= 閱讀文本 =
◆ ◆ ◆ ◆

「第七屆華文戲劇節」觀劇筆記


作者:莫兆忠
站台:chong+neng = 忠+寧

沒有一個戲可以完全代表一個地區,如果一個戲就足以代表整個地區的戲劇,那麼,這個地區的文化顯然是單一得可悲。

二月下旬到台北參加“華文戲劇節”,五天中有六個來自不同地區的展演劇目,於是在與其他赴台朋友的“分工合作”下,我共欣賞了《歐蘭朶》(台北)、《找個人和我上火星》(澳門)、《獨坐婚姻介紹所》和《粉紅天使》(香港)四個演出。雖然每個演出都不可完全代表所屬的城市,充其量是代表了這一年間當地的一些特殊情況,但這些戲能夠在同一屆“華文戲劇節”裡,集中於同一個星期內接連上演,也算得上呈現了當代“華文戲劇”的多元面貌。

◆ ◆ ◆ ◆

= 待審資料 =
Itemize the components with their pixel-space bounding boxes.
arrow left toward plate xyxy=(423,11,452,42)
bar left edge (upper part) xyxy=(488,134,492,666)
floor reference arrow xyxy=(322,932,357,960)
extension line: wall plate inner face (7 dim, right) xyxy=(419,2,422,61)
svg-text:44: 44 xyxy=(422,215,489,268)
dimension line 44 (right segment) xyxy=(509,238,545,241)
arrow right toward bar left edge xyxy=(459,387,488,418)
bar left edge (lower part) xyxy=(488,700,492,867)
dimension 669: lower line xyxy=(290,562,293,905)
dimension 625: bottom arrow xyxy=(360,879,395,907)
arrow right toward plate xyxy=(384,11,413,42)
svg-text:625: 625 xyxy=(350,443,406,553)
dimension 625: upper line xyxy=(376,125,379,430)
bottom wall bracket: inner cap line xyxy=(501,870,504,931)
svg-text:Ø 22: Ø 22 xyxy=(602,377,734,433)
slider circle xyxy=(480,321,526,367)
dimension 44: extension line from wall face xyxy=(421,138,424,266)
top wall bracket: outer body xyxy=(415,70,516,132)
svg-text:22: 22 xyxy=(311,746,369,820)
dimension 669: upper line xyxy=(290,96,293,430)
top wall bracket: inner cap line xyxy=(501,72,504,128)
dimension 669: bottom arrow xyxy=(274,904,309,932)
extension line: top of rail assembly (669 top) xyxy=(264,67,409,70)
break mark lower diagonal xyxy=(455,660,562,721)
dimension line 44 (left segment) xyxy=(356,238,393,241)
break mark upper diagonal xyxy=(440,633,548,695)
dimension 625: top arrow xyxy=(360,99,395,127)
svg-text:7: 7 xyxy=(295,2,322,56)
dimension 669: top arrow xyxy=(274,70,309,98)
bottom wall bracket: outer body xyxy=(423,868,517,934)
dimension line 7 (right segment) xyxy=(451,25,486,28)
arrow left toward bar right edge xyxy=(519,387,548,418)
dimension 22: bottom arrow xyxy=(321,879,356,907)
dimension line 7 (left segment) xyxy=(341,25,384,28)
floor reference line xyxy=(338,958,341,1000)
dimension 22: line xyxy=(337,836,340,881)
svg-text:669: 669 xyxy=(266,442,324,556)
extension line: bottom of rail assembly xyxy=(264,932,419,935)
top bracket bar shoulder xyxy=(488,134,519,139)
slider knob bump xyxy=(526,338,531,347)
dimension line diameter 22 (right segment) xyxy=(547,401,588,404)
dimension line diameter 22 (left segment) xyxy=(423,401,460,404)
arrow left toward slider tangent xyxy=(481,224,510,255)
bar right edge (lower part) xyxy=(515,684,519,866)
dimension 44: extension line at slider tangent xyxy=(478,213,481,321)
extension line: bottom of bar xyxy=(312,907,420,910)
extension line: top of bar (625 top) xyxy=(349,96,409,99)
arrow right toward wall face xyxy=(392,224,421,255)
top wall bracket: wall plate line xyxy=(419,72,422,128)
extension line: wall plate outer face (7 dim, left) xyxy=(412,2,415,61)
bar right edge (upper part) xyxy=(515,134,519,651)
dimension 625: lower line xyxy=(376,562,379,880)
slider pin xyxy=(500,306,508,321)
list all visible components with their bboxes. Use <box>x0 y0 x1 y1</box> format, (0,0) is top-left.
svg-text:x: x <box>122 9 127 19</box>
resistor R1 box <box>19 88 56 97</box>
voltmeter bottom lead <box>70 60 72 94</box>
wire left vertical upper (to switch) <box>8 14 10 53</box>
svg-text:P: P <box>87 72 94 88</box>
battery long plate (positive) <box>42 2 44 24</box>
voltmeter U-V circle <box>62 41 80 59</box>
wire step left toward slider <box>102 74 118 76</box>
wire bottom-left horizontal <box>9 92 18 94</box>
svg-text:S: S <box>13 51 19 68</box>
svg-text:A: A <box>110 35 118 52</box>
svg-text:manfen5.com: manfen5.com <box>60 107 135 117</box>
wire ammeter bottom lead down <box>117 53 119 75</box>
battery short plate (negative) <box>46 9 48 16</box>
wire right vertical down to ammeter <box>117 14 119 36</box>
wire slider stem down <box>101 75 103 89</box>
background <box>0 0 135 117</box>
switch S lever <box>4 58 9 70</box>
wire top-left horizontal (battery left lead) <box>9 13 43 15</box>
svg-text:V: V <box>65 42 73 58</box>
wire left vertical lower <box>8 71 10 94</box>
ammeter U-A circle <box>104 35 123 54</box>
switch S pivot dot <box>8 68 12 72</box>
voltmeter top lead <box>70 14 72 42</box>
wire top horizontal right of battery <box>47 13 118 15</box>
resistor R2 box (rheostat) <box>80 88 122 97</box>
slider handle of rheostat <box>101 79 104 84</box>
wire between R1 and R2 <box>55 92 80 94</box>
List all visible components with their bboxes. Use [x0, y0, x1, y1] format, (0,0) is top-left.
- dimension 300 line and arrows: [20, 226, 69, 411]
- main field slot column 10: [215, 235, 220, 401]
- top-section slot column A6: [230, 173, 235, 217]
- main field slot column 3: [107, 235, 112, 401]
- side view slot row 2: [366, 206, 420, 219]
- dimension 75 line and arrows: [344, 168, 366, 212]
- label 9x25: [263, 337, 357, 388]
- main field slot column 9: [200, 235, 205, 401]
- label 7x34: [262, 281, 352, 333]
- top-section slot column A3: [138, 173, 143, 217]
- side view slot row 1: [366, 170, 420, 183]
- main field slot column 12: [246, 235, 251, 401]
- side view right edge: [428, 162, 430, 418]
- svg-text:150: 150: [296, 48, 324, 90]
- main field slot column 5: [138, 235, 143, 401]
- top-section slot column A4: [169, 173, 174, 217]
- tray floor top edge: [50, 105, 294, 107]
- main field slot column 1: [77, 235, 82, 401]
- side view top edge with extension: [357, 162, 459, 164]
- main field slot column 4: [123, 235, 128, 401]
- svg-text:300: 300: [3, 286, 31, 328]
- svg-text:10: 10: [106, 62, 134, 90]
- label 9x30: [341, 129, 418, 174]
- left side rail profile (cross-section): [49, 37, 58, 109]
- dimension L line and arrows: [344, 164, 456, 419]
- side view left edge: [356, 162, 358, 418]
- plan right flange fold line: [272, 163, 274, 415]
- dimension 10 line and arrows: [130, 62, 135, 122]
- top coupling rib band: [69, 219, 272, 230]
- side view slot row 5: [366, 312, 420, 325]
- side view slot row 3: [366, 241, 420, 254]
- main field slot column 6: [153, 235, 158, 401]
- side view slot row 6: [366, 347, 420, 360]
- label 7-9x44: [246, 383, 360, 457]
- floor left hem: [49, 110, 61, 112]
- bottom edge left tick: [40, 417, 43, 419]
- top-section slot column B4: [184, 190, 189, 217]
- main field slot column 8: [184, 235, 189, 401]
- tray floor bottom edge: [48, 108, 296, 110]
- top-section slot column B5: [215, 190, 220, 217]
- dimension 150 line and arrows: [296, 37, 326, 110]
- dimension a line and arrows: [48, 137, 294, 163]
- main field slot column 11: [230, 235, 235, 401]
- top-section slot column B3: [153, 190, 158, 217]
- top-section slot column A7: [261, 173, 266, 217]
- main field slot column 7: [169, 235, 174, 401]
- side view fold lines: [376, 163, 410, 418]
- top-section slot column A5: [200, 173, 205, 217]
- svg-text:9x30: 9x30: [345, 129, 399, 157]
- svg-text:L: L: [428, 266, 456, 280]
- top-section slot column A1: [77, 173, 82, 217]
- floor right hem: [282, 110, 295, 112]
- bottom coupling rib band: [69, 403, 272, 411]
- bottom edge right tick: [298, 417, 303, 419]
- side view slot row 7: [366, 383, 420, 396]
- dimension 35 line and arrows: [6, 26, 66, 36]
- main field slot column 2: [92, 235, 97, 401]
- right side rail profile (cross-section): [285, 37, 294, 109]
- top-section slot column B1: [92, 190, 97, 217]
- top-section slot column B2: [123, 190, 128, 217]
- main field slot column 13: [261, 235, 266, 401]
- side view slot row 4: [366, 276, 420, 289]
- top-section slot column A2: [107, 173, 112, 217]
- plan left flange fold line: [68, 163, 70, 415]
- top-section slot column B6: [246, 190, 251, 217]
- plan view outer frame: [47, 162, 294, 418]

◆ ◆ ◆ ◆

= 任務 =
根據閱讀文本,作者在華文戲劇節所欣賞的四個演出中,哪兩個來自香港? 請僅依據閱讀文本作答。

= 解答 =
《獨坐婚姻介紹所》和《粉紅天使》。